══ Supplied records
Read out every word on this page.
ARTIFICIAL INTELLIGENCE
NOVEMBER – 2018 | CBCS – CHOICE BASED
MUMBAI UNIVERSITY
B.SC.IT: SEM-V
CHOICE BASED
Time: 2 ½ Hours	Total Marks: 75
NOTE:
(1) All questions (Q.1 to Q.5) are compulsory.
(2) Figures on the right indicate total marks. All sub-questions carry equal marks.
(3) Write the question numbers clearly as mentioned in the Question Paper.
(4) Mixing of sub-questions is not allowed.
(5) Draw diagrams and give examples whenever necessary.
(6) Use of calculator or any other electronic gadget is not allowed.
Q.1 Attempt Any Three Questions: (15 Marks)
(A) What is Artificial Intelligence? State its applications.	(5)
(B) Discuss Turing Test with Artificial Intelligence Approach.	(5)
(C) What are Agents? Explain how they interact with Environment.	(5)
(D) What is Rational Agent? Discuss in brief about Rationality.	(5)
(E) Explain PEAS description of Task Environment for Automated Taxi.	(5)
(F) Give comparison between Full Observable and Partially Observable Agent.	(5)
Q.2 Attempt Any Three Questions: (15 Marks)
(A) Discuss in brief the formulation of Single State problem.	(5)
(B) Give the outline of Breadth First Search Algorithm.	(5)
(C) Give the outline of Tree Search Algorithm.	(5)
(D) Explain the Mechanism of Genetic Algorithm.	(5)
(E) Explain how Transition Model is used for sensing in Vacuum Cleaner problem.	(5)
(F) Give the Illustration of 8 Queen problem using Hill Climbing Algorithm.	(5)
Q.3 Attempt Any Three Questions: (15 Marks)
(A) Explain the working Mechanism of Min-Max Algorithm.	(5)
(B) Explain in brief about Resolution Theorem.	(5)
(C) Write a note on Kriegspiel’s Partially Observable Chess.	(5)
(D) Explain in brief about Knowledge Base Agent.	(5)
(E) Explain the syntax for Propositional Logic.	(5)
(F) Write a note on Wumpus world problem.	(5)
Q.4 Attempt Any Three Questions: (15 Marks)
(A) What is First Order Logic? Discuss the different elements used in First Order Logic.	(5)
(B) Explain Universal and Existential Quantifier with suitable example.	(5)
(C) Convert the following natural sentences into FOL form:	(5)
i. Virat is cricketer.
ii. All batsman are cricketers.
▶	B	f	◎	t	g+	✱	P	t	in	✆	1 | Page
════
### Request:
Filter out all lines lacking the word "brief" and copy the rest.

### Solution for this exercise:
(D) What is Rational Agent? Discuss in brief about Rationality.	(5)
(A) Discuss in brief the formulation of Single State problem.	(5)
(B) Explain in brief about Resolution Theorem.	(5)
(D) Explain in brief about Knowledge Base Agent.	(5)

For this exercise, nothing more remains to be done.